• _Exercise aim_: Rewrite the lines of the records below, swapping "Please Select" for "Choose One" wherever it appears and keeping everything else unchanged. Omit the pictures from your answer.

----- Data rows

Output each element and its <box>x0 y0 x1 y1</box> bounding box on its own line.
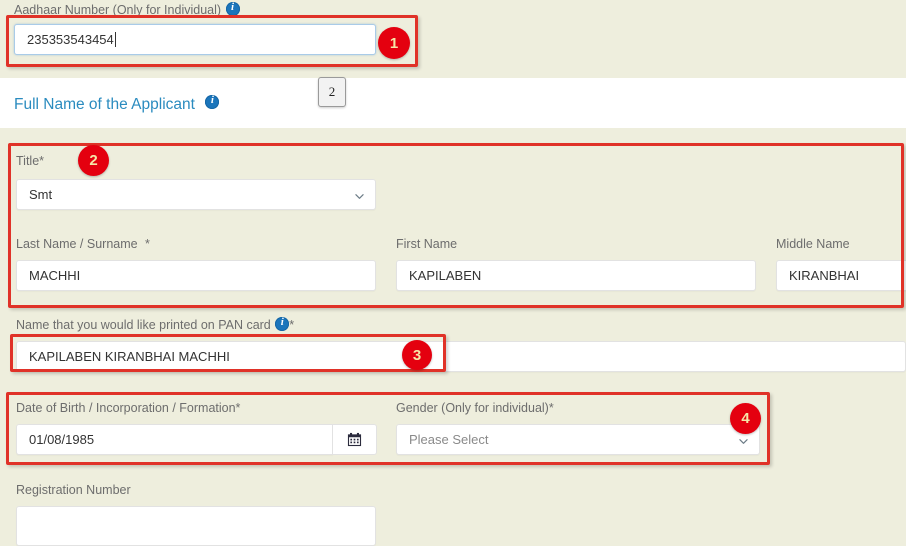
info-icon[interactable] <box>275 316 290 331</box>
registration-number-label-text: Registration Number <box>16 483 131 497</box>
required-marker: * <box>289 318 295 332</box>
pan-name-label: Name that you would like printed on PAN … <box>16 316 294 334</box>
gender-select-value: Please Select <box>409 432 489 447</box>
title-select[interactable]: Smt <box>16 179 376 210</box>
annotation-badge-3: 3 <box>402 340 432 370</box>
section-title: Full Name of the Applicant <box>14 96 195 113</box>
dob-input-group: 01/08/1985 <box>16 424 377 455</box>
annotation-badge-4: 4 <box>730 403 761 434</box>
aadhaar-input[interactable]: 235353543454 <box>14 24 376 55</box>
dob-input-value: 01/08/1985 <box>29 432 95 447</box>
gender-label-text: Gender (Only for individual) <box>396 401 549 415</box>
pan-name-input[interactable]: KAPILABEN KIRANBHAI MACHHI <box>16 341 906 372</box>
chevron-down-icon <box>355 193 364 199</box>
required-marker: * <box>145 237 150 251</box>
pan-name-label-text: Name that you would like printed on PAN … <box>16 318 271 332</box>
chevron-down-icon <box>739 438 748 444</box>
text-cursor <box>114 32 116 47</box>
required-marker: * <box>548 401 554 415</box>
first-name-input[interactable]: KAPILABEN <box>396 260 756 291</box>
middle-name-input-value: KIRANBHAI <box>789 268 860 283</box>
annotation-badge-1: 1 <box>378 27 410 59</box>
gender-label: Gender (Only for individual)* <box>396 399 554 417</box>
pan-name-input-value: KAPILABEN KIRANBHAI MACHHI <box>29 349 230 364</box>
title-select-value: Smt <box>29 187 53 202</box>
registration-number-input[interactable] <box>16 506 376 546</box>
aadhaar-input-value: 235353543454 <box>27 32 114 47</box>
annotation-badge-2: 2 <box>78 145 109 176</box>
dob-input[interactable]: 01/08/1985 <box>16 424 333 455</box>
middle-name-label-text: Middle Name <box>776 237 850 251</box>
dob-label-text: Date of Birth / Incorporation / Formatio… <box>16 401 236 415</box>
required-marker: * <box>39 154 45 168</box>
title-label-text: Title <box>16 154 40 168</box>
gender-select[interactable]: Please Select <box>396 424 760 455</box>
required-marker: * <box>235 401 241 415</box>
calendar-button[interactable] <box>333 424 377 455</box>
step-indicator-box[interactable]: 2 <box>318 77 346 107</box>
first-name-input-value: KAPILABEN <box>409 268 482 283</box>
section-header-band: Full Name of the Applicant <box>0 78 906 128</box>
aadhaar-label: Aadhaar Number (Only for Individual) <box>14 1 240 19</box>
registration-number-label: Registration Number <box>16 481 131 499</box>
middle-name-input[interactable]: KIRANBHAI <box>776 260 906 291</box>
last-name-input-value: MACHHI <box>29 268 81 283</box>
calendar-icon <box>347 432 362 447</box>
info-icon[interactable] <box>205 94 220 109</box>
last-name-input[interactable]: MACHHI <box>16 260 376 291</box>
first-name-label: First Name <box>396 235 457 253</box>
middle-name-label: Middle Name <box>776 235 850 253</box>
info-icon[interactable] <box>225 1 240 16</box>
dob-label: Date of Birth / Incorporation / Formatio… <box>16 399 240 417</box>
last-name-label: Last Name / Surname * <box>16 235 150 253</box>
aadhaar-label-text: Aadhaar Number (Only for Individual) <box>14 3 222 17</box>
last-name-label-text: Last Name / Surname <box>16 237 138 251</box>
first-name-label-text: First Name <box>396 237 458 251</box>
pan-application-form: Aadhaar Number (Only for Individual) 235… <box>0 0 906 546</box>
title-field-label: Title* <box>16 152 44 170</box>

----------

• _Correct output_:
Output each element and its <box>x0 y0 x1 y1</box> bounding box on its own line.
info-icon[interactable] <box>275 316 290 331</box>
registration-number-label-text: Registration Number <box>16 483 131 497</box>
required-marker: * <box>289 318 295 332</box>
pan-name-label: Name that you would like printed on PAN … <box>16 316 294 334</box>
gender-select-value: Choose One <box>409 432 489 447</box>
title-select[interactable]: Smt <box>16 179 376 210</box>
annotation-badge-3: 3 <box>402 340 432 370</box>
section-title: Full Name of the Applicant <box>14 96 195 113</box>
dob-input-group: 01/08/1985 <box>16 424 377 455</box>
annotation-badge-4: 4 <box>730 403 761 434</box>
aadhaar-input[interactable]: 235353543454 <box>14 24 376 55</box>
dob-input-value: 01/08/1985 <box>29 432 95 447</box>
gender-label-text: Gender (Only for individual) <box>396 401 549 415</box>
pan-name-input[interactable]: KAPILABEN KIRANBHAI MACHHI <box>16 341 906 372</box>
chevron-down-icon <box>355 193 364 199</box>
required-marker: * <box>145 237 150 251</box>
pan-name-label-text: Name that you would like printed on PAN … <box>16 318 271 332</box>
chevron-down-icon <box>739 438 748 444</box>
text-cursor <box>114 32 116 47</box>
required-marker: * <box>548 401 554 415</box>
first-name-input[interactable]: KAPILABEN <box>396 260 756 291</box>
middle-name-input-value: KIRANBHAI <box>789 268 860 283</box>
annotation-badge-1: 1 <box>378 27 410 59</box>
gender-label: Gender (Only for individual)* <box>396 399 554 417</box>
pan-name-input-value: KAPILABEN KIRANBHAI MACHHI <box>29 349 230 364</box>
title-select-value: Smt <box>29 187 53 202</box>
registration-number-input[interactable] <box>16 506 376 546</box>
aadhaar-input-value: 235353543454 <box>27 32 114 47</box>
annotation-badge-2: 2 <box>78 145 109 176</box>
dob-input[interactable]: 01/08/1985 <box>16 424 333 455</box>
middle-name-label-text: Middle Name <box>776 237 850 251</box>
dob-label-text: Date of Birth / Incorporation / Formatio… <box>16 401 236 415</box>
required-marker: * <box>39 154 45 168</box>
title-label-text: Title <box>16 154 40 168</box>
gender-select[interactable]: Choose One <box>396 424 760 455</box>
required-marker: * <box>235 401 241 415</box>
calendar-button[interactable] <box>333 424 377 455</box>
step-indicator-box[interactable]: 2 <box>318 77 346 107</box>
first-name-input-value: KAPILABEN <box>409 268 482 283</box>
section-header-band: Full Name of the Applicant <box>0 78 906 128</box>
aadhaar-label: Aadhaar Number (Only for Individual) <box>14 1 240 19</box>
registration-number-label: Registration Number <box>16 481 131 499</box>
middle-name-input[interactable]: KIRANBHAI <box>776 260 906 291</box>
last-name-input-value: MACHHI <box>29 268 81 283</box>
calendar-icon <box>347 432 362 447</box>
info-icon[interactable] <box>205 94 220 109</box>
last-name-input[interactable]: MACHHI <box>16 260 376 291</box>
first-name-label: First Name <box>396 235 457 253</box>
middle-name-label: Middle Name <box>776 235 850 253</box>
info-icon[interactable] <box>225 1 240 16</box>
dob-label: Date of Birth / Incorporation / Formatio… <box>16 399 240 417</box>
last-name-label: Last Name / Surname * <box>16 235 150 253</box>
aadhaar-label-text: Aadhaar Number (Only for Individual) <box>14 3 222 17</box>
last-name-label-text: Last Name / Surname <box>16 237 138 251</box>
first-name-label-text: First Name <box>396 237 458 251</box>
pan-application-form: Aadhaar Number (Only for Individual) 235… <box>0 0 906 546</box>
title-field-label: Title* <box>16 152 44 170</box>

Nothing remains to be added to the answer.